» **Set task**: Each line below should be reproduced without any alteration.

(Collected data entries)
────────
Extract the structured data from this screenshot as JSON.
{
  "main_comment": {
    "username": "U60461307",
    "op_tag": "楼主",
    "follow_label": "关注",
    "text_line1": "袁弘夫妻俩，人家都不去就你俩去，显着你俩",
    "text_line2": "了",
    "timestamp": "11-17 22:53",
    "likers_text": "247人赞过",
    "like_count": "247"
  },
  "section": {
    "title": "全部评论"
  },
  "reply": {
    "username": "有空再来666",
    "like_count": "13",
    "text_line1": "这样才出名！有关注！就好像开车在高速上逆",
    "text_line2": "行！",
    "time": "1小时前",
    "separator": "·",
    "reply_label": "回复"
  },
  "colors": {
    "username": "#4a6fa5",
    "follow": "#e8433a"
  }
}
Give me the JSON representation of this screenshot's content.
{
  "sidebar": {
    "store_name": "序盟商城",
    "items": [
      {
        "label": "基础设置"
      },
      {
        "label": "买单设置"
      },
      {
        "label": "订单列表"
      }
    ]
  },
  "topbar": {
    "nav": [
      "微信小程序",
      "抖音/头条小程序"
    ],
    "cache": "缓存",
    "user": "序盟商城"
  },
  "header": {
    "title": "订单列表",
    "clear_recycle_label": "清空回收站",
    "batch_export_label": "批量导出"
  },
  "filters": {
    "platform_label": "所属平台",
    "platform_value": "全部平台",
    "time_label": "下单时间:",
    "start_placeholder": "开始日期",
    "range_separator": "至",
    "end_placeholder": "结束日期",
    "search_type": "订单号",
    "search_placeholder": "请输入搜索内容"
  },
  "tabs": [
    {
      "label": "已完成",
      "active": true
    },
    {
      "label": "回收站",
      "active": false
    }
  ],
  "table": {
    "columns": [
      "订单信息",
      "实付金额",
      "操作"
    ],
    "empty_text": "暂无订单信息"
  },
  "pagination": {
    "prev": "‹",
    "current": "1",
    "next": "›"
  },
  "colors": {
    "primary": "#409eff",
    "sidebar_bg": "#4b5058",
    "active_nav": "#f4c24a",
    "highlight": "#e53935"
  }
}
────────
» **Exercise result**:
Extract the structured data from this screenshot as JSON.
{
  "main_comment": {
    "username": "U60461307",
    "op_tag": "楼主",
    "follow_label": "关注",
    "text_line1": "袁弘夫妻俩，人家都不去就你俩去，显着你俩",
    "text_line2": "了",
    "timestamp": "11-17 22:53",
    "likers_text": "247人赞过",
    "like_count": "247"
  },
  "section": {
    "title": "全部评论"
  },
  "reply": {
    "username": "有空再来666",
    "like_count": "13",
    "text_line1": "这样才出名！有关注！就好像开车在高速上逆",
    "text_line2": "行！",
    "time": "1小时前",
    "separator": "·",
    "reply_label": "回复"
  },
  "colors": {
    "username": "#4a6fa5",
    "follow": "#e8433a"
  }
}
Give me the JSON representation of this screenshot's content.
{
  "sidebar": {
    "store_name": "序盟商城",
    "items": [
      {
        "label": "基础设置"
      },
      {
        "label": "买单设置"
      },
      {
        "label": "订单列表"
      }
    ]
  },
  "topbar": {
    "nav": [
      "微信小程序",
      "抖音/头条小程序"
    ],
    "cache": "缓存",
    "user": "序盟商城"
  },
  "header": {
    "title": "订单列表",
    "clear_recycle_label": "清空回收站",
    "batch_export_label": "批量导出"
  },
  "filters": {
    "platform_label": "所属平台",
    "platform_value": "全部平台",
    "time_label": "下单时间:",
    "start_placeholder": "开始日期",
    "range_separator": "至",
    "end_placeholder": "结束日期",
    "search_type": "订单号",
    "search_placeholder": "请输入搜索内容"
  },
  "tabs": [
    {
      "label": "已完成",
      "active": true
    },
    {
      "label": "回收站",
      "active": false
    }
  ],
  "table": {
    "columns": [
      "订单信息",
      "实付金额",
      "操作"
    ],
    "empty_text": "暂无订单信息"
  },
  "pagination": {
    "prev": "‹",
    "current": "1",
    "next": "›"
  },
  "colors": {
    "primary": "#409eff",
    "sidebar_bg": "#4b5058",
    "active_nav": "#f4c24a",
    "highlight": "#e53935"
  }
}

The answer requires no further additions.